### Aim
Copy out each line of the listing that has the word "text" in it.

### Supplied information
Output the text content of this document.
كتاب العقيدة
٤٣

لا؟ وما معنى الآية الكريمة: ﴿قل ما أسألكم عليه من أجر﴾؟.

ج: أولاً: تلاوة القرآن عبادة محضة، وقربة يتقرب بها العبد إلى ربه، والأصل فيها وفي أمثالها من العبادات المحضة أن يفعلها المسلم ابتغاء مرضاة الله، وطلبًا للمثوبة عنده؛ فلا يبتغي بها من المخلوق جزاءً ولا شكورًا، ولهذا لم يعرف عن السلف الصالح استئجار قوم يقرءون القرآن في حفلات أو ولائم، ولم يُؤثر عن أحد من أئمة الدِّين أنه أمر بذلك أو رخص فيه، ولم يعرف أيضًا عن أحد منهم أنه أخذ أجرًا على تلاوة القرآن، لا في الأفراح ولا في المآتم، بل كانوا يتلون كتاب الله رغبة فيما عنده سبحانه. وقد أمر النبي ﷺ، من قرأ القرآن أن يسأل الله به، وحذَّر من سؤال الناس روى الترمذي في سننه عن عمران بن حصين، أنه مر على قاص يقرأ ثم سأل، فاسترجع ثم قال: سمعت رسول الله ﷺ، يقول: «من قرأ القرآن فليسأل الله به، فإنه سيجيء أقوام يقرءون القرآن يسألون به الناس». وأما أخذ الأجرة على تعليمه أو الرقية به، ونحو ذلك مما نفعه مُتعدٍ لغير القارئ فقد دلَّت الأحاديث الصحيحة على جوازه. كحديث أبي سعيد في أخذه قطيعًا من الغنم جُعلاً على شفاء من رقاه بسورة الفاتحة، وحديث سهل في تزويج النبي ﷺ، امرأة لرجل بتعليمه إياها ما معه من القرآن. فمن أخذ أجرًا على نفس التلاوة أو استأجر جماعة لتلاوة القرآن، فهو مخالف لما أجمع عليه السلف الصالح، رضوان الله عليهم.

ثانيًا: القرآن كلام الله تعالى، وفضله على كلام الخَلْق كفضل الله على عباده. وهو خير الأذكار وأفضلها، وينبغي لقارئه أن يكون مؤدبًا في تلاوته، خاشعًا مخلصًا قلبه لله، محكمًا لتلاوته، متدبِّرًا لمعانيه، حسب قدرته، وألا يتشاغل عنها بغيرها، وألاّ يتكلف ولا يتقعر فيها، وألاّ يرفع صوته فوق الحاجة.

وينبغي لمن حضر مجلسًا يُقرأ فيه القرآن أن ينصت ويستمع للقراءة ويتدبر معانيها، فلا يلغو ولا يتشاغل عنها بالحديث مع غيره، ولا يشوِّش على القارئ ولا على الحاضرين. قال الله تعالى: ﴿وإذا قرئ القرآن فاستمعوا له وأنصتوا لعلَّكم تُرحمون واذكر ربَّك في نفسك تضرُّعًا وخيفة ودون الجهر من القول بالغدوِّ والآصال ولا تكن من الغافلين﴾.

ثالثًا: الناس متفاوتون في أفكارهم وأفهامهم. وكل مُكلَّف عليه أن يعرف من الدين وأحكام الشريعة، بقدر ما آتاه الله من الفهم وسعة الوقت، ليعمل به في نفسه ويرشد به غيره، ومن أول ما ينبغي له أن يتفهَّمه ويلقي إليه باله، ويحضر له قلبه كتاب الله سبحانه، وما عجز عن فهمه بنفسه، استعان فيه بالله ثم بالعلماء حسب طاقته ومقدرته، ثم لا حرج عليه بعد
==
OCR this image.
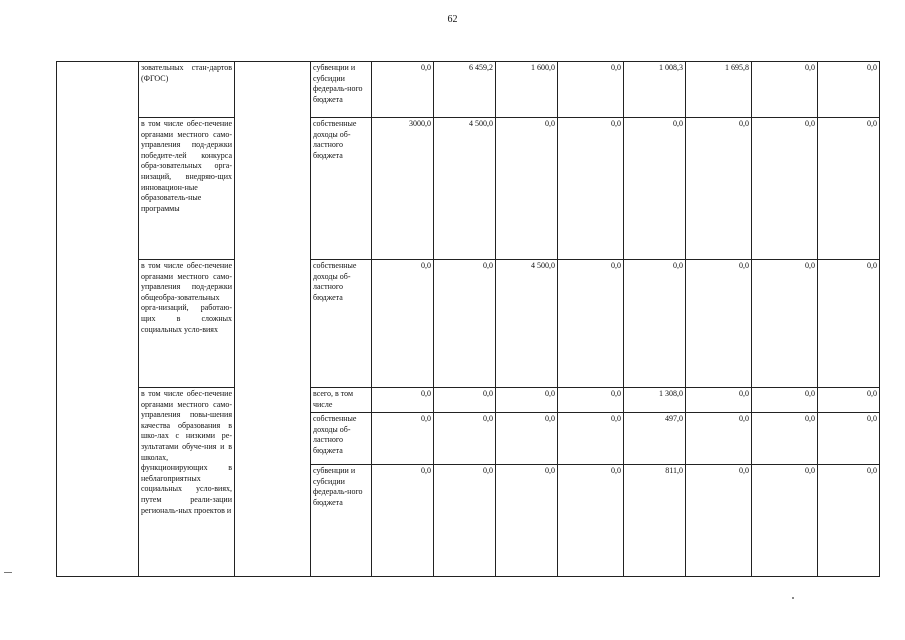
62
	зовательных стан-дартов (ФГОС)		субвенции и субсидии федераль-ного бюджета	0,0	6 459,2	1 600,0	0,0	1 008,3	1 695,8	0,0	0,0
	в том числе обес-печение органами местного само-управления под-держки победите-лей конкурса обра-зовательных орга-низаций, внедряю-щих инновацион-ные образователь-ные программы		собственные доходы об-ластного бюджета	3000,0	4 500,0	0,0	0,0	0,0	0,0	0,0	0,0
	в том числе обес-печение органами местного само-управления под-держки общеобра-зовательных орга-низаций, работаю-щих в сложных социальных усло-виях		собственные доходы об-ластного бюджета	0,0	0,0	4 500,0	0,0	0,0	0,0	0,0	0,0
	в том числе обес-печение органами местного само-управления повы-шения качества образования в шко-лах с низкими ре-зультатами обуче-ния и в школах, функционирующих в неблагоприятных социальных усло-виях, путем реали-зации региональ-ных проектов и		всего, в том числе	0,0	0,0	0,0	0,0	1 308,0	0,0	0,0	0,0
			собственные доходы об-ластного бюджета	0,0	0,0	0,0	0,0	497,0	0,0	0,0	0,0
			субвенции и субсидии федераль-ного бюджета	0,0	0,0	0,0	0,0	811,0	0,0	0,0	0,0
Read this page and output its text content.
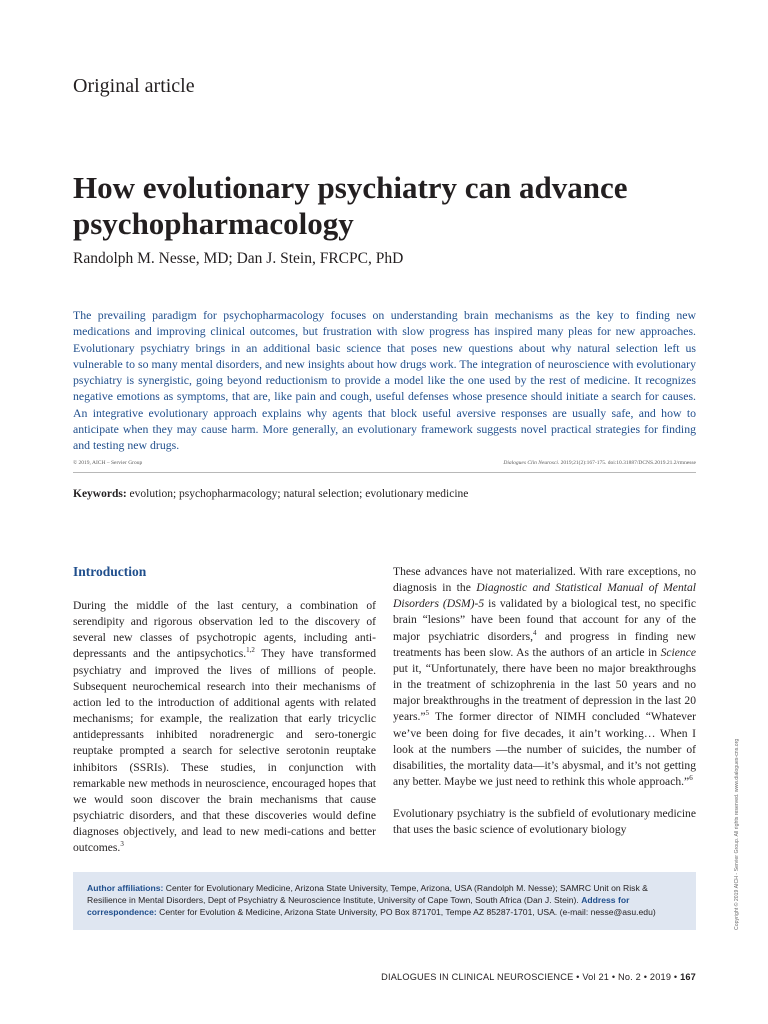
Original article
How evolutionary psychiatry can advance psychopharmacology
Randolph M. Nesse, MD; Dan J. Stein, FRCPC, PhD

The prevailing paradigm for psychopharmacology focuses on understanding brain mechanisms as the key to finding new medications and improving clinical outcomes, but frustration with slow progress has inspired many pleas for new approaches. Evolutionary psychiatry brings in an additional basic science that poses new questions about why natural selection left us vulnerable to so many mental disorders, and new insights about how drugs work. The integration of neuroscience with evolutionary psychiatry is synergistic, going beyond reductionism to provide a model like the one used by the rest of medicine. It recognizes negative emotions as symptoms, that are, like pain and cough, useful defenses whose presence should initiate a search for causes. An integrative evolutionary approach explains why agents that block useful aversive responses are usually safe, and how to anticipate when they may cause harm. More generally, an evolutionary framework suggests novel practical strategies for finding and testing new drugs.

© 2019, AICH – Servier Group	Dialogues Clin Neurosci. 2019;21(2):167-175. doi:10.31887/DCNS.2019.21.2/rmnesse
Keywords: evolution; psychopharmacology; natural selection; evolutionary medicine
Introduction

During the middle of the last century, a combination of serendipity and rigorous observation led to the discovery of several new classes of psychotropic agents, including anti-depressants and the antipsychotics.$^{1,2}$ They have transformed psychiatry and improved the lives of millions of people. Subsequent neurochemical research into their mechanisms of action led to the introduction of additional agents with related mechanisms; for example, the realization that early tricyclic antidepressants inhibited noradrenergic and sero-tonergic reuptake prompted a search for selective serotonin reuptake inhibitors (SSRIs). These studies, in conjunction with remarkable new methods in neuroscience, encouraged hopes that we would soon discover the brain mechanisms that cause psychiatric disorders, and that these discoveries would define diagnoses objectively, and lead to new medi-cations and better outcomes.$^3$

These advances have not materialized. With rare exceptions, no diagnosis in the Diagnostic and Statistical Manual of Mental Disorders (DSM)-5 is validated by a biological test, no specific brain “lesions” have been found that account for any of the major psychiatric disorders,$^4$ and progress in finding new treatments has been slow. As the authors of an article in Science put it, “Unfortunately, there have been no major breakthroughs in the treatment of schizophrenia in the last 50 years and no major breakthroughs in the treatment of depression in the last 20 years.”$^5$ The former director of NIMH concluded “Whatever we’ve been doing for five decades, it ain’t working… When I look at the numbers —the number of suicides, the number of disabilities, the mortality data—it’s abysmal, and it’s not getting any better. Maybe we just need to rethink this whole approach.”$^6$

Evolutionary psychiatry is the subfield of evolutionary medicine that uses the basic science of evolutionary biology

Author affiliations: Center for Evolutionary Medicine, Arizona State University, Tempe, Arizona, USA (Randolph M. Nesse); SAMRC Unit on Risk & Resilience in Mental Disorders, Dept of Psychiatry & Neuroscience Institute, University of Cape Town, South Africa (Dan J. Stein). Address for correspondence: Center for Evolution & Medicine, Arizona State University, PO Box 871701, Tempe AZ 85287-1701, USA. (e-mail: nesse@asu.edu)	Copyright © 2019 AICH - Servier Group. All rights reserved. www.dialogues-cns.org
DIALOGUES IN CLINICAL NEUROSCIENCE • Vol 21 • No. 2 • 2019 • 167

### The output
Output the text content of this document.
Read this page and output its text content.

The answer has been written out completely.